::: Data excerpts :::

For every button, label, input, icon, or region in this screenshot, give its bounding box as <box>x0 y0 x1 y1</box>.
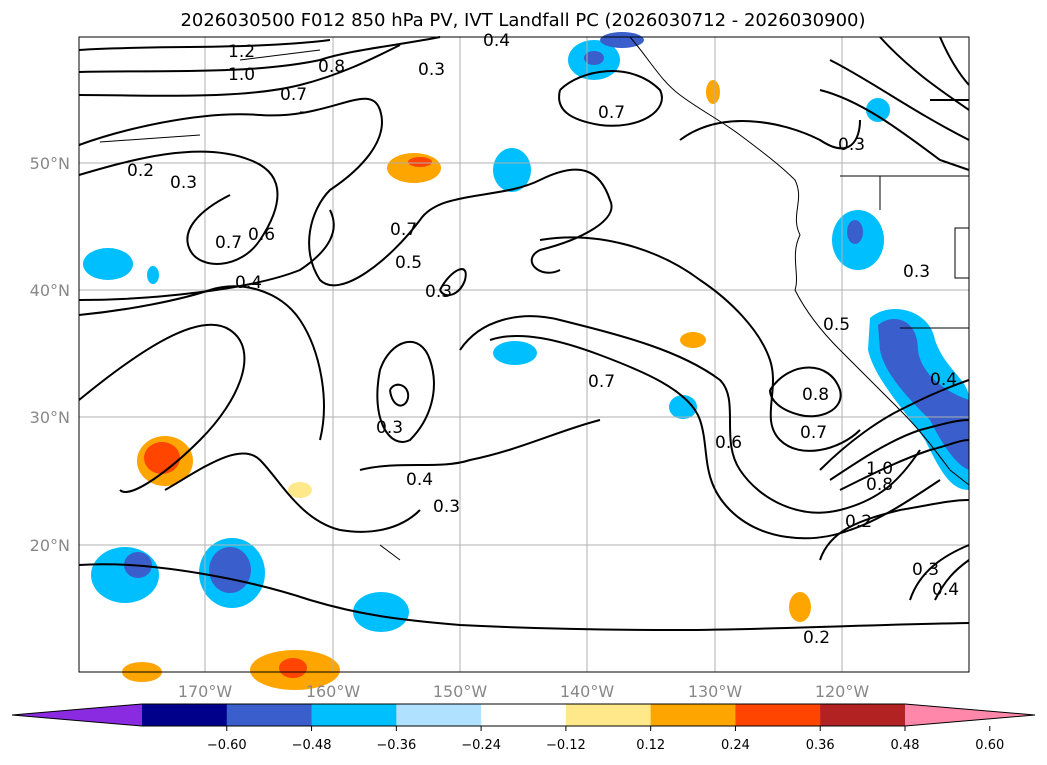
anomaly-blob-positive <box>680 332 706 348</box>
contour-label: 0.3 <box>912 560 939 580</box>
colorbar-tick-label: −0.24 <box>461 738 501 753</box>
anomaly-blob-negative <box>209 547 251 593</box>
anomaly-blob-negative <box>493 341 537 365</box>
contour-label: 0.2 <box>127 161 154 181</box>
contour-labels: 1.2 1.0 0.8 0.7 0.4 0.2 0.3 0.7 0.6 0.4 … <box>127 31 959 648</box>
contour-label: 0.3 <box>838 135 865 155</box>
map-panel: 1.2 1.0 0.8 0.7 0.4 0.2 0.3 0.7 0.6 0.4 … <box>78 31 970 690</box>
colorbar-tick-label: 0.24 <box>721 738 750 753</box>
colorbar-tick-label: 0.12 <box>636 738 665 753</box>
lon-label: 120°W <box>815 682 870 701</box>
anomaly-blob-negative <box>847 220 863 244</box>
colorbar-segment <box>311 704 397 726</box>
anomaly-blob-positive <box>706 80 720 104</box>
contour-label: 0.7 <box>215 233 242 253</box>
lon-label: 140°W <box>560 682 615 701</box>
lon-label: 150°W <box>433 682 488 701</box>
contour-label: 0.2 <box>845 512 872 532</box>
lon-label: 130°W <box>688 682 743 701</box>
colorbar-segment <box>481 704 567 726</box>
contour-label: 0.4 <box>932 580 959 600</box>
contour-label: 0.5 <box>823 315 850 335</box>
graticule <box>79 37 969 672</box>
anomaly-blob-positive <box>279 658 307 678</box>
anomaly-blob-positive <box>288 482 312 498</box>
contour-label: 0.8 <box>866 475 893 495</box>
contour-label: 1.0 <box>228 65 255 85</box>
lat-label: 20°N <box>30 536 70 555</box>
colorbar-extend-low <box>12 704 142 726</box>
contour-label: 0.2 <box>803 628 830 648</box>
map-border <box>78 36 970 673</box>
colorbar-extend-high <box>905 704 1035 726</box>
contour-label: 0.4 <box>235 273 262 293</box>
anomaly-blob-negative <box>83 248 133 280</box>
colorbar-segment <box>735 704 821 726</box>
contour-label: 0.8 <box>802 385 829 405</box>
contour-label: 0.7 <box>598 103 625 123</box>
colorbar-segment <box>226 704 313 726</box>
contour-label: 0.7 <box>280 85 307 105</box>
anomaly-blob-negative <box>91 547 159 603</box>
colorbar-tick-label: 0.48 <box>891 738 920 753</box>
colorbar-tick-label: −0.48 <box>292 738 332 753</box>
colorbar-segment <box>396 704 482 726</box>
contour-label: 0.4 <box>483 31 510 51</box>
contour-label: 0.3 <box>903 262 930 282</box>
colorbar-segment <box>820 704 906 726</box>
lon-label: 170°W <box>178 682 233 701</box>
contour-label: 1.0 <box>866 459 893 479</box>
anomaly-blob-positive <box>144 442 180 474</box>
contour-label: 0.6 <box>715 433 742 453</box>
anomaly-blob-positive <box>408 157 432 167</box>
contour-label: 0.3 <box>418 60 445 80</box>
colorbar-tick-label: −0.36 <box>376 738 416 753</box>
anomaly-blob-negative <box>600 32 644 48</box>
colorbar-tick-label: −0.60 <box>207 738 247 753</box>
anomaly-blob-negative <box>493 148 531 192</box>
contour-label: 0.3 <box>376 418 403 438</box>
contour-label: 0.6 <box>248 225 275 245</box>
contour-label: 0.4 <box>930 370 957 390</box>
contour-label: 0.7 <box>800 423 827 443</box>
contour-label: 0.5 <box>395 253 422 273</box>
contour-lines <box>78 36 970 632</box>
longitude-labels: 170°W 160°W 150°W 140°W 130°W 120°W <box>178 682 870 701</box>
lat-label: 30°N <box>30 408 70 427</box>
contour-label: 0.7 <box>588 372 615 392</box>
colorbar-segment <box>650 704 736 726</box>
colorbar-tick-label: −0.12 <box>546 738 586 753</box>
colorbar-outline <box>11 703 1036 727</box>
colorbar-segment <box>142 704 228 726</box>
colorbar-tick-label: 0.60 <box>975 738 1004 753</box>
colorbar-segment <box>565 704 652 726</box>
anomaly-blob-negative <box>353 592 409 632</box>
lon-label: 160°W <box>306 682 361 701</box>
contour-label: 0.8 <box>318 57 345 77</box>
anomaly-blob-negative <box>147 266 159 284</box>
colorbar-tick-label: 0.36 <box>806 738 835 753</box>
contour-label: 1.2 <box>228 42 255 62</box>
anomaly-blob-negative <box>669 395 697 419</box>
lat-label: 40°N <box>30 281 70 300</box>
lat-label: 50°N <box>30 154 70 173</box>
colorbar: −0.60 −0.48 −0.36 −0.24 −0.12 0.12 0.24 0.36 0.4… <box>11 703 1036 753</box>
contour-label: 0.3 <box>425 282 452 302</box>
map-title: 2026030500 F012 850 hPa PV, IVT Landfall… <box>180 10 865 31</box>
anomaly-blob-positive <box>789 592 811 622</box>
contour-label: 0.4 <box>406 470 433 490</box>
anomaly-blob-negative <box>866 98 890 122</box>
anomaly-blob-negative <box>878 318 969 470</box>
anomaly-blob-positive <box>387 153 441 183</box>
contour-label: 0.3 <box>433 497 460 517</box>
contour-label: 0.3 <box>170 173 197 193</box>
latitude-labels: 50°N 40°N 30°N 20°N <box>30 154 70 555</box>
anomaly-blob-negative <box>584 51 604 65</box>
contour-label: 0.7 <box>390 220 417 240</box>
filled-anomalies <box>83 32 970 690</box>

:::

Return all of the rows above word for word, leaving out the pictures.

* Solution for this problem
For every button, label, input, icon, or region in this screenshot, give its bounding box as <box>x0 y0 x1 y1</box>.
anomaly-blob-positive <box>680 332 706 348</box>
contour-label: 0.3 <box>912 560 939 580</box>
colorbar-tick-label: −0.24 <box>461 738 501 753</box>
anomaly-blob-negative <box>209 547 251 593</box>
anomaly-blob-negative <box>493 341 537 365</box>
contour-label: 0.2 <box>127 161 154 181</box>
contour-labels: 1.2 1.0 0.8 0.7 0.4 0.2 0.3 0.7 0.6 0.4 … <box>127 31 959 648</box>
contour-label: 0.3 <box>838 135 865 155</box>
map-panel: 1.2 1.0 0.8 0.7 0.4 0.2 0.3 0.7 0.6 0.4 … <box>78 31 970 690</box>
colorbar-tick-label: 0.24 <box>721 738 750 753</box>
colorbar-tick-label: 0.12 <box>636 738 665 753</box>
lon-label: 120°W <box>815 682 870 701</box>
anomaly-blob-negative <box>847 220 863 244</box>
colorbar-segment <box>311 704 397 726</box>
anomaly-blob-positive <box>706 80 720 104</box>
contour-label: 0.7 <box>215 233 242 253</box>
lon-label: 140°W <box>560 682 615 701</box>
lon-label: 150°W <box>433 682 488 701</box>
contour-label: 0.2 <box>845 512 872 532</box>
lon-label: 130°W <box>688 682 743 701</box>
colorbar-segment <box>481 704 567 726</box>
contour-label: 0.4 <box>932 580 959 600</box>
contour-label: 0.5 <box>823 315 850 335</box>
graticule <box>79 37 969 672</box>
anomaly-blob-positive <box>279 658 307 678</box>
anomaly-blob-positive <box>288 482 312 498</box>
contour-label: 0.8 <box>866 475 893 495</box>
contour-label: 1.0 <box>228 65 255 85</box>
lat-label: 20°N <box>30 536 70 555</box>
colorbar-extend-low <box>12 704 142 726</box>
contour-label: 0.2 <box>803 628 830 648</box>
map-border <box>78 36 970 673</box>
colorbar-extend-high <box>905 704 1035 726</box>
contour-label: 0.4 <box>235 273 262 293</box>
anomaly-blob-negative <box>83 248 133 280</box>
colorbar-segment <box>735 704 821 726</box>
contour-label: 0.8 <box>802 385 829 405</box>
contour-label: 0.7 <box>598 103 625 123</box>
colorbar-segment <box>226 704 313 726</box>
contour-label: 0.7 <box>280 85 307 105</box>
anomaly-blob-negative <box>91 547 159 603</box>
colorbar-tick-label: 0.48 <box>891 738 920 753</box>
colorbar-tick-label: −0.48 <box>292 738 332 753</box>
colorbar-segment <box>396 704 482 726</box>
contour-label: 0.4 <box>483 31 510 51</box>
contour-label: 0.3 <box>903 262 930 282</box>
colorbar-segment <box>820 704 906 726</box>
lon-label: 170°W <box>178 682 233 701</box>
contour-label: 1.0 <box>866 459 893 479</box>
anomaly-blob-positive <box>144 442 180 474</box>
contour-label: 0.6 <box>715 433 742 453</box>
anomaly-blob-positive <box>408 157 432 167</box>
contour-label: 0.3 <box>418 60 445 80</box>
colorbar-tick-label: −0.36 <box>376 738 416 753</box>
anomaly-blob-negative <box>600 32 644 48</box>
colorbar-tick-label: −0.60 <box>207 738 247 753</box>
anomaly-blob-negative <box>493 148 531 192</box>
contour-label: 0.3 <box>376 418 403 438</box>
contour-label: 0.6 <box>248 225 275 245</box>
contour-label: 0.4 <box>930 370 957 390</box>
contour-label: 0.7 <box>800 423 827 443</box>
contour-label: 0.5 <box>395 253 422 273</box>
contour-lines <box>78 36 970 632</box>
longitude-labels: 170°W 160°W 150°W 140°W 130°W 120°W <box>178 682 870 701</box>
lat-label: 30°N <box>30 408 70 427</box>
contour-label: 0.7 <box>588 372 615 392</box>
colorbar-segment <box>650 704 736 726</box>
colorbar-tick-label: −0.12 <box>546 738 586 753</box>
colorbar-outline <box>11 703 1036 727</box>
colorbar-segment <box>142 704 228 726</box>
colorbar-tick-label: 0.60 <box>975 738 1004 753</box>
colorbar-segment <box>565 704 652 726</box>
anomaly-blob-negative <box>353 592 409 632</box>
lon-label: 160°W <box>306 682 361 701</box>
contour-label: 0.8 <box>318 57 345 77</box>
anomaly-blob-negative <box>147 266 159 284</box>
colorbar-tick-label: 0.36 <box>806 738 835 753</box>
contour-label: 1.2 <box>228 42 255 62</box>
anomaly-blob-negative <box>669 395 697 419</box>
lat-label: 40°N <box>30 281 70 300</box>
lat-label: 50°N <box>30 154 70 173</box>
colorbar: −0.60 −0.48 −0.36 −0.24 −0.12 0.12 0.24 0.36 0.4… <box>11 703 1036 753</box>
contour-label: 0.3 <box>425 282 452 302</box>
map-title: 2026030500 F012 850 hPa PV, IVT Landfall… <box>180 10 865 31</box>
anomaly-blob-positive <box>789 592 811 622</box>
contour-label: 0.4 <box>406 470 433 490</box>
anomaly-blob-negative <box>866 98 890 122</box>
anomaly-blob-negative <box>878 318 969 470</box>
anomaly-blob-positive <box>387 153 441 183</box>
contour-label: 0.3 <box>433 497 460 517</box>
contour-label: 0.3 <box>170 173 197 193</box>
latitude-labels: 50°N 40°N 30°N 20°N <box>30 154 70 555</box>
anomaly-blob-negative <box>584 51 604 65</box>
contour-label: 0.7 <box>390 220 417 240</box>
filled-anomalies <box>83 32 970 690</box>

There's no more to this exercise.